## start INPUT

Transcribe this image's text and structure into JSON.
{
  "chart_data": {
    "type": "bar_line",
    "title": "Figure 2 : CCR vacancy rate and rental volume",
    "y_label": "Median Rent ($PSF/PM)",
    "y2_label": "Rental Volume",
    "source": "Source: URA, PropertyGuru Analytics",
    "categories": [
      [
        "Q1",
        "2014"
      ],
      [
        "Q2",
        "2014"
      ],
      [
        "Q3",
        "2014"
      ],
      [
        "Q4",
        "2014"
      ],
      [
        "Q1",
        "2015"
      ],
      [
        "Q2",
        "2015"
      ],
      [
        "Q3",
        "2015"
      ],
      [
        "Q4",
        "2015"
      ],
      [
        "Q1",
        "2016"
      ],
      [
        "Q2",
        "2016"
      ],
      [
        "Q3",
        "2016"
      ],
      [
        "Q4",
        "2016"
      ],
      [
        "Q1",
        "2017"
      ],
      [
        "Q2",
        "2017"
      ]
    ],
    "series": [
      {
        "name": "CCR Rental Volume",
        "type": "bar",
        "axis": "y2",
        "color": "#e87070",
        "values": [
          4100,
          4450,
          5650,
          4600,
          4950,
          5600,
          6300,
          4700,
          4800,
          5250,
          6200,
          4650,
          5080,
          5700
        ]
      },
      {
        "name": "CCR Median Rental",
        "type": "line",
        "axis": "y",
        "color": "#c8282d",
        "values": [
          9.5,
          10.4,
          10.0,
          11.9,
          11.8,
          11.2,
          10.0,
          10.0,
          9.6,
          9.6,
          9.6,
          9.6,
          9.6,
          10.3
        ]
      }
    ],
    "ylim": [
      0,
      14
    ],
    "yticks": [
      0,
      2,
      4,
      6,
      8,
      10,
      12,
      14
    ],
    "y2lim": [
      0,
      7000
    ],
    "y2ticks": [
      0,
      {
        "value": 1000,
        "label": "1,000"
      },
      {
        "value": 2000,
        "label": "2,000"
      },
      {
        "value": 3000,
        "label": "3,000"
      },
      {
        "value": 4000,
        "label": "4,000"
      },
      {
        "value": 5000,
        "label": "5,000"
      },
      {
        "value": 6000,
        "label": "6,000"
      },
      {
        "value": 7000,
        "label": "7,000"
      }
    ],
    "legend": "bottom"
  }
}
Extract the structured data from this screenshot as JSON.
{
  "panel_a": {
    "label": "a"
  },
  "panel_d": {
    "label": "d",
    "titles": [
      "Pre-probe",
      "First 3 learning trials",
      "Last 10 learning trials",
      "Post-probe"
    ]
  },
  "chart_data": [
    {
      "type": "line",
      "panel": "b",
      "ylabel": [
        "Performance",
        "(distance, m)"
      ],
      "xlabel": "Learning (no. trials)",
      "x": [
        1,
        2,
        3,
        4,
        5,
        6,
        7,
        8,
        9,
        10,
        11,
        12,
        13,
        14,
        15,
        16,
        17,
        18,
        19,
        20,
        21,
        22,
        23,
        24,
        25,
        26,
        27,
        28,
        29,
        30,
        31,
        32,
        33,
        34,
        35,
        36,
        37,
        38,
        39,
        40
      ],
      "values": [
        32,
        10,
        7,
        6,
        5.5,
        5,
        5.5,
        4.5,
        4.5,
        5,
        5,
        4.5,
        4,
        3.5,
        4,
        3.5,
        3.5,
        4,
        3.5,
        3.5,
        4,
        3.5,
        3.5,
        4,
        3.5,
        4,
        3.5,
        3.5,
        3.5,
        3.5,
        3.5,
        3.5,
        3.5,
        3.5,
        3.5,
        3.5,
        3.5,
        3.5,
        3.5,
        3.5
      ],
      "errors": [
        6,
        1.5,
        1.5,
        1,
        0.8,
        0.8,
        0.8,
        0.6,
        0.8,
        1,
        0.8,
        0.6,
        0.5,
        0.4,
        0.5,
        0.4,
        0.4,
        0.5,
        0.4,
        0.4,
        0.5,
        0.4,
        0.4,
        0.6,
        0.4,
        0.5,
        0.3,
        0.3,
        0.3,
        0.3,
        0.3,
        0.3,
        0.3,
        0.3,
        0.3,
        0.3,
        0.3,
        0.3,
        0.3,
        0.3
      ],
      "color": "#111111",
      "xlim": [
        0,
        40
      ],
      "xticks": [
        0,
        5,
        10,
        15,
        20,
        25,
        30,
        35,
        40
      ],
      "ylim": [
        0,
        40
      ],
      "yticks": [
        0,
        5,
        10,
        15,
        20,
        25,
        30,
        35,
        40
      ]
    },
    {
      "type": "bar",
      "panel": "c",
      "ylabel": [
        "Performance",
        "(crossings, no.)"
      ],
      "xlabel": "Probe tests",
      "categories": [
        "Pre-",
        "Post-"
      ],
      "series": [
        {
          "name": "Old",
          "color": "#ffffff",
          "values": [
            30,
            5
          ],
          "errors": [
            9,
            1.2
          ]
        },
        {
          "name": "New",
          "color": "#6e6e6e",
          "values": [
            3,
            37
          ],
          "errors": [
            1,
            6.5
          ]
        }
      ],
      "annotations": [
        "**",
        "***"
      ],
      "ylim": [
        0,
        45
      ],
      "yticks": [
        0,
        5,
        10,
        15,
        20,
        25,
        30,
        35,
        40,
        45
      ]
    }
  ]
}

## end INPUT

**WHAT IS BEING ASKED**
Would you restate each of the entries word for word?

**OUTPUT OF THE EXERCISE**
Transcribe this image's text and structure into JSON.
{
  "chart_data": {
    "type": "bar_line",
    "title": "Figure 2 : CCR vacancy rate and rental volume",
    "y_label": "Median Rent ($PSF/PM)",
    "y2_label": "Rental Volume",
    "source": "Source: URA, PropertyGuru Analytics",
    "categories": [
      [
        "Q1",
        "2014"
      ],
      [
        "Q2",
        "2014"
      ],
      [
        "Q3",
        "2014"
      ],
      [
        "Q4",
        "2014"
      ],
      [
        "Q1",
        "2015"
      ],
      [
        "Q2",
        "2015"
      ],
      [
        "Q3",
        "2015"
      ],
      [
        "Q4",
        "2015"
      ],
      [
        "Q1",
        "2016"
      ],
      [
        "Q2",
        "2016"
      ],
      [
        "Q3",
        "2016"
      ],
      [
        "Q4",
        "2016"
      ],
      [
        "Q1",
        "2017"
      ],
      [
        "Q2",
        "2017"
      ]
    ],
    "series": [
      {
        "name": "CCR Rental Volume",
        "type": "bar",
        "axis": "y2",
        "color": "#e87070",
        "values": [
          4100,
          4450,
          5650,
          4600,
          4950,
          5600,
          6300,
          4700,
          4800,
          5250,
          6200,
          4650,
          5080,
          5700
        ]
      },
      {
        "name": "CCR Median Rental",
        "type": "line",
        "axis": "y",
        "color": "#c8282d",
        "values": [
          9.5,
          10.4,
          10.0,
          11.9,
          11.8,
          11.2,
          10.0,
          10.0,
          9.6,
          9.6,
          9.6,
          9.6,
          9.6,
          10.3
        ]
      }
    ],
    "ylim": [
      0,
      14
    ],
    "yticks": [
      0,
      2,
      4,
      6,
      8,
      10,
      12,
      14
    ],
    "y2lim": [
      0,
      7000
    ],
    "y2ticks": [
      0,
      {
        "value": 1000,
        "label": "1,000"
      },
      {
        "value": 2000,
        "label": "2,000"
      },
      {
        "value": 3000,
        "label": "3,000"
      },
      {
        "value": 4000,
        "label": "4,000"
      },
      {
        "value": 5000,
        "label": "5,000"
      },
      {
        "value": 6000,
        "label": "6,000"
      },
      {
        "value": 7000,
        "label": "7,000"
      }
    ],
    "legend": "bottom"
  }
}
Extract the structured data from this screenshot as JSON.
{
  "panel_a": {
    "label": "a"
  },
  "panel_d": {
    "label": "d",
    "titles": [
      "Pre-probe",
      "First 3 learning trials",
      "Last 10 learning trials",
      "Post-probe"
    ]
  },
  "chart_data": [
    {
      "type": "line",
      "panel": "b",
      "ylabel": [
        "Performance",
        "(distance, m)"
      ],
      "xlabel": "Learning (no. trials)",
      "x": [
        1,
        2,
        3,
        4,
        5,
        6,
        7,
        8,
        9,
        10,
        11,
        12,
        13,
        14,
        15,
        16,
        17,
        18,
        19,
        20,
        21,
        22,
        23,
        24,
        25,
        26,
        27,
        28,
        29,
        30,
        31,
        32,
        33,
        34,
        35,
        36,
        37,
        38,
        39,
        40
      ],
      "values": [
        32,
        10,
        7,
        6,
        5.5,
        5,
        5.5,
        4.5,
        4.5,
        5,
        5,
        4.5,
        4,
        3.5,
        4,
        3.5,
        3.5,
        4,
        3.5,
        3.5,
        4,
        3.5,
        3.5,
        4,
        3.5,
        4,
        3.5,
        3.5,
        3.5,
        3.5,
        3.5,
        3.5,
        3.5,
        3.5,
        3.5,
        3.5,
        3.5,
        3.5,
        3.5,
        3.5
      ],
      "errors": [
        6,
        1.5,
        1.5,
        1,
        0.8,
        0.8,
        0.8,
        0.6,
        0.8,
        1,
        0.8,
        0.6,
        0.5,
        0.4,
        0.5,
        0.4,
        0.4,
        0.5,
        0.4,
        0.4,
        0.5,
        0.4,
        0.4,
        0.6,
        0.4,
        0.5,
        0.3,
        0.3,
        0.3,
        0.3,
        0.3,
        0.3,
        0.3,
        0.3,
        0.3,
        0.3,
        0.3,
        0.3,
        0.3,
        0.3
      ],
      "color": "#111111",
      "xlim": [
        0,
        40
      ],
      "xticks": [
        0,
        5,
        10,
        15,
        20,
        25,
        30,
        35,
        40
      ],
      "ylim": [
        0,
        40
      ],
      "yticks": [
        0,
        5,
        10,
        15,
        20,
        25,
        30,
        35,
        40
      ]
    },
    {
      "type": "bar",
      "panel": "c",
      "ylabel": [
        "Performance",
        "(crossings, no.)"
      ],
      "xlabel": "Probe tests",
      "categories": [
        "Pre-",
        "Post-"
      ],
      "series": [
        {
          "name": "Old",
          "color": "#ffffff",
          "values": [
            30,
            5
          ],
          "errors": [
            9,
            1.2
          ]
        },
        {
          "name": "New",
          "color": "#6e6e6e",
          "values": [
            3,
            37
          ],
          "errors": [
            1,
            6.5
          ]
        }
      ],
      "annotations": [
        "**",
        "***"
      ],
      "ylim": [
        0,
        45
      ],
      "yticks": [
        0,
        5,
        10,
        15,
        20,
        25,
        30,
        35,
        40,
        45
      ]
    }
  ]
}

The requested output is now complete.